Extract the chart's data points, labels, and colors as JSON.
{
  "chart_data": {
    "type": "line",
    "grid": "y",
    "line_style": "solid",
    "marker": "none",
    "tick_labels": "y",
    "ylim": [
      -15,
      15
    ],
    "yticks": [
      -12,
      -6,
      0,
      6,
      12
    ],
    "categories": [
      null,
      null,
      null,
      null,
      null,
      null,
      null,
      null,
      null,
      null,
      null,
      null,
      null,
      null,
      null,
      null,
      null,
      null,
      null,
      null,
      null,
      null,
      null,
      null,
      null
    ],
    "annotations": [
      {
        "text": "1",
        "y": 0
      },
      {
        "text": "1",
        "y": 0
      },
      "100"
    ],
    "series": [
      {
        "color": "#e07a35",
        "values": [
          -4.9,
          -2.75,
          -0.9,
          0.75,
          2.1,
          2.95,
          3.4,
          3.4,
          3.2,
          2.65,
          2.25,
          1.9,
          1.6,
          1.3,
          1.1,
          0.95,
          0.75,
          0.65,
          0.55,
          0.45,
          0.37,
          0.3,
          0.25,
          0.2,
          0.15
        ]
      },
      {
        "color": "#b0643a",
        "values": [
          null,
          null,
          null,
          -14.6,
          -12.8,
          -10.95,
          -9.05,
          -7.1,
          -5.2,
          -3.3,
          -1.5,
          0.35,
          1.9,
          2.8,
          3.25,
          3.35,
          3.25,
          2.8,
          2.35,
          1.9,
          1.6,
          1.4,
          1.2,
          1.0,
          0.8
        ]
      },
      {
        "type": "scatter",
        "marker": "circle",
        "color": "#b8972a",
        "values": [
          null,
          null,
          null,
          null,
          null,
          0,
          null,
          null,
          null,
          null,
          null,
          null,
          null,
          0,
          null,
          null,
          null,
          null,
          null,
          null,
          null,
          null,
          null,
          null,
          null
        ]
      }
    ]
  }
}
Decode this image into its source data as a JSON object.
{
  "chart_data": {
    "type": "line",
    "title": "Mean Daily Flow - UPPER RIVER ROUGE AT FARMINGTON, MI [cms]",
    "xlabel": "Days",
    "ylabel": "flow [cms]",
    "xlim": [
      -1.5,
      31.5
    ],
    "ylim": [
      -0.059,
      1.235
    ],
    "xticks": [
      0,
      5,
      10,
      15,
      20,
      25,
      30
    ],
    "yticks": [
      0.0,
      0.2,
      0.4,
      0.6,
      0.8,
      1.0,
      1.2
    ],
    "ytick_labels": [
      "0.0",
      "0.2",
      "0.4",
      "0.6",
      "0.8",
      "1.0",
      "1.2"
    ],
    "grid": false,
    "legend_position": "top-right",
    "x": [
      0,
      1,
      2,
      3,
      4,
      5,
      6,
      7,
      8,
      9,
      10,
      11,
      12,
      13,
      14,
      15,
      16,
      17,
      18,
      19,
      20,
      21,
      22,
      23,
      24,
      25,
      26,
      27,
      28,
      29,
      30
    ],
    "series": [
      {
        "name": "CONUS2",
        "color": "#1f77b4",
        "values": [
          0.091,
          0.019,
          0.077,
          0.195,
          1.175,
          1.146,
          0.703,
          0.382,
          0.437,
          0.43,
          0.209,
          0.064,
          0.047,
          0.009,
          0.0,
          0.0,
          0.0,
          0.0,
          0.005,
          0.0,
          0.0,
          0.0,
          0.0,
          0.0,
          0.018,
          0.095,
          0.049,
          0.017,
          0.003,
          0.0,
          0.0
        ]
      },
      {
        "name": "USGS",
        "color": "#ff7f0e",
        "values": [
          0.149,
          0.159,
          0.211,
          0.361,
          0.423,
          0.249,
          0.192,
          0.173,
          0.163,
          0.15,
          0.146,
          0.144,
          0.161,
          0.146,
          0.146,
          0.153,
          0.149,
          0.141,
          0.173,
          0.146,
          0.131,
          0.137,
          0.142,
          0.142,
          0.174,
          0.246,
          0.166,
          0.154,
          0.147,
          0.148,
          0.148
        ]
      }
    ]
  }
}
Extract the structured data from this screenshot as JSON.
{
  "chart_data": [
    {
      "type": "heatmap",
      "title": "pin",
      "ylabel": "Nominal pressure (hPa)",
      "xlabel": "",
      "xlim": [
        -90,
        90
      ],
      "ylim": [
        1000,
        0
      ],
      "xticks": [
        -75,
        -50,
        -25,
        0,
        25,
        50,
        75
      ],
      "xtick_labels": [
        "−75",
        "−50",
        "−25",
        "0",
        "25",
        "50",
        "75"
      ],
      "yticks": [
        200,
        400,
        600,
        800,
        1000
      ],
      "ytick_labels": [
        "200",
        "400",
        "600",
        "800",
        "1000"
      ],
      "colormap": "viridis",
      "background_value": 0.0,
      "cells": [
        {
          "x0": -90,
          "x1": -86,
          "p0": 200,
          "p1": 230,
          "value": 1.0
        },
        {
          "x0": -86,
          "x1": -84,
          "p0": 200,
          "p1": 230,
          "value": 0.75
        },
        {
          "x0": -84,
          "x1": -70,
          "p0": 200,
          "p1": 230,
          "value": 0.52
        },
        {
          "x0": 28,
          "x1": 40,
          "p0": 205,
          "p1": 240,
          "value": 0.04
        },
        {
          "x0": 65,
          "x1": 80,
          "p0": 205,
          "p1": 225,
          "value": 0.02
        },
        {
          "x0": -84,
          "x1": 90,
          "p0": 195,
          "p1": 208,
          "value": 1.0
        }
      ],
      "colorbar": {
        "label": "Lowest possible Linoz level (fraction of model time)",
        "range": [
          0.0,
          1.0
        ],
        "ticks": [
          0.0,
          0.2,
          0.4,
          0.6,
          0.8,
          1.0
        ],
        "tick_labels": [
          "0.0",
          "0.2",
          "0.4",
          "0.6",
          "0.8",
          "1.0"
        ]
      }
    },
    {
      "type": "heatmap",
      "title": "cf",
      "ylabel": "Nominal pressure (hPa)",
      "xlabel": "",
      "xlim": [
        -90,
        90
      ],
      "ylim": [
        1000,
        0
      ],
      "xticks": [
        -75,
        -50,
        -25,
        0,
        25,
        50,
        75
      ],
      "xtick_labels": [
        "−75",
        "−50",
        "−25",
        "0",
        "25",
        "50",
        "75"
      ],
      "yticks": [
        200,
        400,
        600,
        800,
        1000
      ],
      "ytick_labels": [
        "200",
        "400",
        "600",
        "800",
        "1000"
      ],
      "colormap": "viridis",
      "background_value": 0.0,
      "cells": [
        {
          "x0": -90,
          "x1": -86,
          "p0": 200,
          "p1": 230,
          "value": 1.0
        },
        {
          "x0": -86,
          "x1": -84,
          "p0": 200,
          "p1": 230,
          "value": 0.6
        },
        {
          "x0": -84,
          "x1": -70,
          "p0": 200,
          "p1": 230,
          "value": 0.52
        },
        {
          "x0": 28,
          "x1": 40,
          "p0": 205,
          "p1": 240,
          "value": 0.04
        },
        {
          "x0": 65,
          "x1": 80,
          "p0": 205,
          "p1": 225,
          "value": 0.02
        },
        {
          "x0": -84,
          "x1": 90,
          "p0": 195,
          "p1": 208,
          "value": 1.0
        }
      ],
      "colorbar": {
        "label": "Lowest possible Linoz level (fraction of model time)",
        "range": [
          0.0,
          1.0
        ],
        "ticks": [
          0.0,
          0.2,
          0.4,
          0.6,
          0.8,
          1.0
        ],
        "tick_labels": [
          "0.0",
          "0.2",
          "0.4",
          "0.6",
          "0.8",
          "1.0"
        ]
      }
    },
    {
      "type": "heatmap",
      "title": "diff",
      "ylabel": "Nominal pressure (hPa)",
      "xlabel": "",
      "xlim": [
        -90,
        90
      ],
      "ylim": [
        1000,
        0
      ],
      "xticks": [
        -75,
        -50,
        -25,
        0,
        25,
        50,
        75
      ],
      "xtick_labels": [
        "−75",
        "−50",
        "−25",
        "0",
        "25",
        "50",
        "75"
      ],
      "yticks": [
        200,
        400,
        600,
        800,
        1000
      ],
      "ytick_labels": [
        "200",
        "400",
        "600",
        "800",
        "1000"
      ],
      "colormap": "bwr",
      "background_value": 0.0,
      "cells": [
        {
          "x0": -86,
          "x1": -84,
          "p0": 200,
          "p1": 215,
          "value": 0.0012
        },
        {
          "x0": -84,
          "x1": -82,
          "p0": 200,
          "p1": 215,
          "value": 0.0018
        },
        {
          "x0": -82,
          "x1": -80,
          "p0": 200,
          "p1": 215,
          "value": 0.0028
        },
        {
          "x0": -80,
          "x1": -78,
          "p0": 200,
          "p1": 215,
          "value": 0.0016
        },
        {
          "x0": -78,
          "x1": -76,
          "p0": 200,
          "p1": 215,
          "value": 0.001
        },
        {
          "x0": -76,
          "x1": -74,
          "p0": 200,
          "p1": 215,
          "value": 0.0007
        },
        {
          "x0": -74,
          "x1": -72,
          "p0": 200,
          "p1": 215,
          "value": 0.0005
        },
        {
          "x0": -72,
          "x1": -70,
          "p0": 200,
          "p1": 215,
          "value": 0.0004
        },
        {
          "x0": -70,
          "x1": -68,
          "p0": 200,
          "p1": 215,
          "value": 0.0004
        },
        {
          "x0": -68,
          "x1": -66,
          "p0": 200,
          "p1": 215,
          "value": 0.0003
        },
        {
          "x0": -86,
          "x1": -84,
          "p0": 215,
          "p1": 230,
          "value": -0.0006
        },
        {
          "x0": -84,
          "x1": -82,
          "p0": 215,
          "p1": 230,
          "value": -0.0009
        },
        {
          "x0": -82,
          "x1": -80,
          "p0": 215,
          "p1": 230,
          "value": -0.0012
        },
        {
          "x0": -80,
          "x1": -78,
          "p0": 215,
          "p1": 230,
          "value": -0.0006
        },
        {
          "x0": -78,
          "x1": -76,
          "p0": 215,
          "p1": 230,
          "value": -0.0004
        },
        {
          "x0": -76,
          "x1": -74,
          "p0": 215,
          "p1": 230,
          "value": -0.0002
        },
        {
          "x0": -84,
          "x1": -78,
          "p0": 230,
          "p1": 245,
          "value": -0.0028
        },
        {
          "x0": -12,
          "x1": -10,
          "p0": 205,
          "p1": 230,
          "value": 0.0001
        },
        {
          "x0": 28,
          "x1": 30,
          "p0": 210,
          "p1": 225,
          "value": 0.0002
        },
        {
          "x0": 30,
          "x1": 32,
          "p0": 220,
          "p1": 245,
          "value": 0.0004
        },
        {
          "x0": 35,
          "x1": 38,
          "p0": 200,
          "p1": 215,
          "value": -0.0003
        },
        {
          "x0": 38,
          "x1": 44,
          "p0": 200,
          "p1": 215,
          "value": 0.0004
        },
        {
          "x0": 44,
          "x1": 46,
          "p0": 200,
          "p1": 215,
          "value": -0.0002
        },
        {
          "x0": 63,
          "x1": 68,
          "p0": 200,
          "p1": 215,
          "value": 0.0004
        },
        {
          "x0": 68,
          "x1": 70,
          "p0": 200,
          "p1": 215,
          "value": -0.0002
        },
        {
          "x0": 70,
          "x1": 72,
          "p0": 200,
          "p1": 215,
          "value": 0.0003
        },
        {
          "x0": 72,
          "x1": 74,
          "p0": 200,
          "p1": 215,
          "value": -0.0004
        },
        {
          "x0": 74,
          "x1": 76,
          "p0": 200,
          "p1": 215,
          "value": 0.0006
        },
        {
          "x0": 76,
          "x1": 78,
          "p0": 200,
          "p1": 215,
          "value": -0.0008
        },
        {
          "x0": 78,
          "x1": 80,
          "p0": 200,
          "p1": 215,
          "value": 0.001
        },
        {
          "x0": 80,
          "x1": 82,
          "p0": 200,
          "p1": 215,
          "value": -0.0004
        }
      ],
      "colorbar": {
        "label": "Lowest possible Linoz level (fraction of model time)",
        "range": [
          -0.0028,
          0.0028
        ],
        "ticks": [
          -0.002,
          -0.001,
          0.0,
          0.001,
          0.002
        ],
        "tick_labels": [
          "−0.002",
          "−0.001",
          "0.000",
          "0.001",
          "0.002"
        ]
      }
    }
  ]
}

Exercise instructions — Copy out each line of the material that holds the word "this".

Output —
Decode this image into its source data as a JSON object.
Extract the structured data from this screenshot as JSON.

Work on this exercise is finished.